En esta sección les presentaremos una serie de escritos que reflejan la pasión por Boca Juniors. En esta entrega, cómo se vivió el Superclásico y cómo es sentir un gol en La Bombonera, cuando no se lo puede ver…

Max”, muestra el teléfono y dice: “Mirá, son las 19:05”. Es el horario en que los fuegos de artificio dejan de retumbar en el cielo, para darle lugar al retumbe de las gargantas, que hasta el último segundo esperaron para desahogar. Para terminar con un “Boca de mi vida, vos sos la alegría de mi corazón”, más fuerte que de costumbre. Con una mufa que se saca después de siete años en que veníamos de pálidas frente a ellos, los que siempre empalidecieron hasta llegar a su tono “blanco fantasma”…

La jornada empezó mucho antes. Y decir antes significa varios días antes. Cuando en Santa Fe el árbitro da el final, Boca gana y Florencia dice un chiste, para arrepentirse casi a la misma velocidad en que lo dijo: “Si no viste el primer gol no deberías ver el partido contra ellos”.

Es sábado por la noche, el colectivo se demora, aunque no hay problema. Permite que veamos el ingreso de Ginóbili al salón de la fama de Básquet. Manu, quien hizo festejar el doble vs Serbia en 2004 como si fuese un gol de Boca en una final, hace que la conmoción se apodere del cuerpo. Se está sensible por demás, en una semana donde en la clase de teatro se habló de querer sacarse al hombre gris, en el que uno se transforma a veces: “Vengo para volver a ser colores”. Un rato antes de aquello, la confirmación de asistir al clásico y poder empezar a ser esos colores, pero siempre por los primeros: el azul y el amarillo.

No falta tanto para que la noche se convierte en domingo por la madrugada. Al llegar a la Plaza el taxista pregunta cómo saldrá el partido al día siguiente: “Hay que ganar como sea” es la respuesta. No hay número, no hay estadísticas. Hay sensaciones: no hay que dejar que se nos empiece a ser mala costumbre que se sientan a gusto en la cancha nuestra. Por más que desde que asumió Román, por decirlo de algún modo, ganaron uno solo de todos los superclásicos.

Pero ahora es con gente, nuestra gente, somos los dueños de la fiesta y hay que hacerlo valer. Ahora es con nuestra gente, como “Charly”, que lo único que tiene es una sonrisa que anticipa algo: será un buen viaje. Además de las charlas de Boca, salen las de familia, pero también las cábalas. Se sabe que la camisa negra y blanca será usada si en el primer tiempo Boca no va ganando, pero también se pensaran nuevas estrategias. Por ejemplo, dónde almorzar, ya que la última vez que él fue a Los Campeones, el resultado no fue el esperado. Pero quedan muchas horas de viaje, hay cuarteto, fernet, gente que se arma una picada. Falta mucho para el almuerzo, lo mejor sería descansar. Aunque eso es un decir, para peor, el posible sueño se corta con señales que uno busca hasta en donde no las hay. Frenar en el “Parador 9” de Villa María, pretende ser lo esotérico para explicar que Darío Benedetto pueda convertir y “reivindicarse”.

____

# Ejercicio breve 1:
Entrega como tabla Markdown el tramo de las filas que va desde la primera hasta la que contiene "x-tick-label: 0.4 <box>179 448 209 471</box>", ambas incluidas, con las columnas N.º y Línea, y omite las líneas en blanco.

____

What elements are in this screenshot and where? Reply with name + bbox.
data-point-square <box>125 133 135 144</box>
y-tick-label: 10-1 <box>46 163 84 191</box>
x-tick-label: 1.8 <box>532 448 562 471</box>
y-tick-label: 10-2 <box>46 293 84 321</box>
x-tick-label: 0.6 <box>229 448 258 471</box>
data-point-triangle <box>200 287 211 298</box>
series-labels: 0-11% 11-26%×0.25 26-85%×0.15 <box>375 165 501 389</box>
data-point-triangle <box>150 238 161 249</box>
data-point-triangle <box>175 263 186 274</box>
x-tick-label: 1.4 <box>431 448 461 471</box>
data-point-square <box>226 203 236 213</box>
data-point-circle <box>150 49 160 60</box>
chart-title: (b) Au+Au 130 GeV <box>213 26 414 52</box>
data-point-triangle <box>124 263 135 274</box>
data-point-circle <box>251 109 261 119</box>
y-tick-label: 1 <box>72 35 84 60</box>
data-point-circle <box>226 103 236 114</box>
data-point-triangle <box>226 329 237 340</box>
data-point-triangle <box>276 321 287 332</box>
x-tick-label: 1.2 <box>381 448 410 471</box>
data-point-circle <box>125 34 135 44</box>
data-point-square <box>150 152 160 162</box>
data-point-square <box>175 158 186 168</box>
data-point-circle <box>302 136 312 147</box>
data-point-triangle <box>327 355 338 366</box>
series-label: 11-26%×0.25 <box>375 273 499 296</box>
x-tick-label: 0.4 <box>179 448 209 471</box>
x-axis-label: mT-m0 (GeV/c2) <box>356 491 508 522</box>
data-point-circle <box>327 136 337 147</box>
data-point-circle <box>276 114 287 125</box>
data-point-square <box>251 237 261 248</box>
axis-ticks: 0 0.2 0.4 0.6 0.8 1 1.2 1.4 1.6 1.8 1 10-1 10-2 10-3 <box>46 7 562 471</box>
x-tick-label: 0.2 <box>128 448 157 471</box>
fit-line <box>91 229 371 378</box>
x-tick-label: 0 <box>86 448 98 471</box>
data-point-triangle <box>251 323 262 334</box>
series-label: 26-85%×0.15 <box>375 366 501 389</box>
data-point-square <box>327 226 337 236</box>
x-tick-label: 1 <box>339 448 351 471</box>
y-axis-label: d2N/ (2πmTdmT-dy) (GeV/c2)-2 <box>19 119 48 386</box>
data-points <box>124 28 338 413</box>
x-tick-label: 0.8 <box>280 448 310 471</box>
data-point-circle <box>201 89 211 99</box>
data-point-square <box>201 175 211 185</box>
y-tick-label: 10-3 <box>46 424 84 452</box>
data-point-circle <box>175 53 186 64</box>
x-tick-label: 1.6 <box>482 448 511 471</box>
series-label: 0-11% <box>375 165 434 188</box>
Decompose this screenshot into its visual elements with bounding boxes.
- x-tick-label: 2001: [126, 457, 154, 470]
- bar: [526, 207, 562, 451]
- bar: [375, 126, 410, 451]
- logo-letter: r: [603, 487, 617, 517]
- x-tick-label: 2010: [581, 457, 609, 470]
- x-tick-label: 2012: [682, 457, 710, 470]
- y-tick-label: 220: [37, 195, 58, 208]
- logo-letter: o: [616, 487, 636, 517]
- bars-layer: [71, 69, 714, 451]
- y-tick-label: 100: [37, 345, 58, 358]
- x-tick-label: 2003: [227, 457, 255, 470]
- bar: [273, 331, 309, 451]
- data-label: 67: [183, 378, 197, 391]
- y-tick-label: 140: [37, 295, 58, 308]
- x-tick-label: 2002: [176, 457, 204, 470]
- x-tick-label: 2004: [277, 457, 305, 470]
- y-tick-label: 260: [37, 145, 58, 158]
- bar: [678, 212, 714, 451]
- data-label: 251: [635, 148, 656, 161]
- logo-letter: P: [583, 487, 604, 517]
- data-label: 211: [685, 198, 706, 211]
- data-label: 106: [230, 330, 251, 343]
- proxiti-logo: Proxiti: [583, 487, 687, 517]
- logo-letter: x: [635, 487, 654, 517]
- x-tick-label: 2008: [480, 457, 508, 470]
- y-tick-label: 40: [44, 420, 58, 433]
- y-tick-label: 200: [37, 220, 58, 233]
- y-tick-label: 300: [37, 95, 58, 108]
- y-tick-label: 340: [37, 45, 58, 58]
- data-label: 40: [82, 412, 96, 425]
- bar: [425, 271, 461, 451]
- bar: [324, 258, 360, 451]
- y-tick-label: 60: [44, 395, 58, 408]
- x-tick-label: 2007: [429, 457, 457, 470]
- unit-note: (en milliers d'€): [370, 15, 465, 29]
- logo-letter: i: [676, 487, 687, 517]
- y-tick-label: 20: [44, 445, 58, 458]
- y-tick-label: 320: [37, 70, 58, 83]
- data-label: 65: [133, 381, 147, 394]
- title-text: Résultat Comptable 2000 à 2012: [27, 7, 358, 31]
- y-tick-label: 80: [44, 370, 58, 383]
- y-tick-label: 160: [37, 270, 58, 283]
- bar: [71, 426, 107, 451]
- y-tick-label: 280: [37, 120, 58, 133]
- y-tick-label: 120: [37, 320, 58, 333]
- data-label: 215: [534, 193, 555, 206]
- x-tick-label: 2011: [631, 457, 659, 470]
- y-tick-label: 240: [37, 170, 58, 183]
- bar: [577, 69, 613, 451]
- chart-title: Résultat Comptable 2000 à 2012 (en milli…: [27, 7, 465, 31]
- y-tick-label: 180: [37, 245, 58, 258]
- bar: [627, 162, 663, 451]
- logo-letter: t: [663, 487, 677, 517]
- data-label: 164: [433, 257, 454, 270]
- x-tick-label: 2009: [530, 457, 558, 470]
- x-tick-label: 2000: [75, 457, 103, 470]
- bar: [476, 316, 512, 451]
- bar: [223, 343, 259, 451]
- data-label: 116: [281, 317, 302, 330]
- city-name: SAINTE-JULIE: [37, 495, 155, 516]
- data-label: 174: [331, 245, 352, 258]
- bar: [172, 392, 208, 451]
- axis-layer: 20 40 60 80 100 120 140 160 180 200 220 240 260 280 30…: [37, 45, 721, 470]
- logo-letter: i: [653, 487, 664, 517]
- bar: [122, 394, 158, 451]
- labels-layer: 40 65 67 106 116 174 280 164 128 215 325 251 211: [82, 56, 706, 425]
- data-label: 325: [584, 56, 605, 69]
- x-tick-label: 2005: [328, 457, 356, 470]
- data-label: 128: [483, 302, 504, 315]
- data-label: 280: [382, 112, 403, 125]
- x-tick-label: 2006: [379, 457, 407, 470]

____

# Ejercicio breve 2:
Imprime sin cambios el tramo del texto sobre Boca Juniors que va desde "No falta tanto" hasta "todos los superclásicos.", ambos incluidos.

# Salida completa 1:
| N.º | Línea |
|---|---|
| 1 | What elements are in this screenshot and where? Reply with name + bbox. |
| 2 | data-point-square <box>125 133 135 144</box> |
| 3 | y-tick-label: 10-1 <box>46 163 84 191</box> |
| 4 | x-tick-label: 1.8 <box>532 448 562 471</box> |
| 5 | y-tick-label: 10-2 <box>46 293 84 321</box> |
| 6 | x-tick-label: 0.6 <box>229 448 258 471</box> |
| 7 | data-point-triangle <box>200 287 211 298</box> |
| 8 | series-labels: 0-11% 11-26%×0.25 26-85%×0.15 <box>375 165 501 389</box> |
| 9 | data-point-triangle <box>150 238 161 249</box> |
| 10 | data-point-triangle <box>175 263 186 274</box> |
| 11 | x-tick-label: 1.4 <box>431 448 461 471</box> |
| 12 | data-point-square <box>226 203 236 213</box> |
| 13 | data-point-circle <box>150 49 160 60</box> |
| 14 | chart-title: (b) Au+Au 130 GeV <box>213 26 414 52</box> |
| 15 | data-point-triangle <box>124 263 135 274</box> |
| 16 | data-point-circle <box>251 109 261 119</box> |
| 17 | y-tick-label: 1 <box>72 35 84 60</box> |
| 18 | data-point-circle <box>226 103 236 114</box> |
| 19 | data-point-triangle <box>226 329 237 340</box> |
| 20 | data-point-triangle <box>276 321 287 332</box> |
| 21 | x-tick-label: 1.2 <box>381 448 410 471</box> |
| 22 | data-point-circle <box>125 34 135 44</box> |
| 23 | data-point-square <box>150 152 160 162</box> |
| 24 | data-point-square <box>175 158 186 168</box> |
| 25 | data-point-circle <box>302 136 312 147</box> |
| 26 | data-point-triangle <box>327 355 338 366</box> |
| 27 | series-label: 11-26%×0.25 <box>375 273 499 296</box> |
| 28 | x-tick-label: 0.4 <box>179 448 209 471</box> |

# Salida completa 2:
No falta tanto para que la noche se convierte en domingo por la madrugada. Al llegar a la Plaza el taxista pregunta cómo saldrá el partido al día siguiente: “Hay que ganar como sea” es la respuesta. No hay número, no hay estadísticas. Hay sensaciones: no hay que dejar que se nos empiece a ser mala costumbre que se sientan a gusto en la cancha nuestra. Por más que desde que asumió Román, por decirlo de algún modo, ganaron uno solo de todos los superclásicos.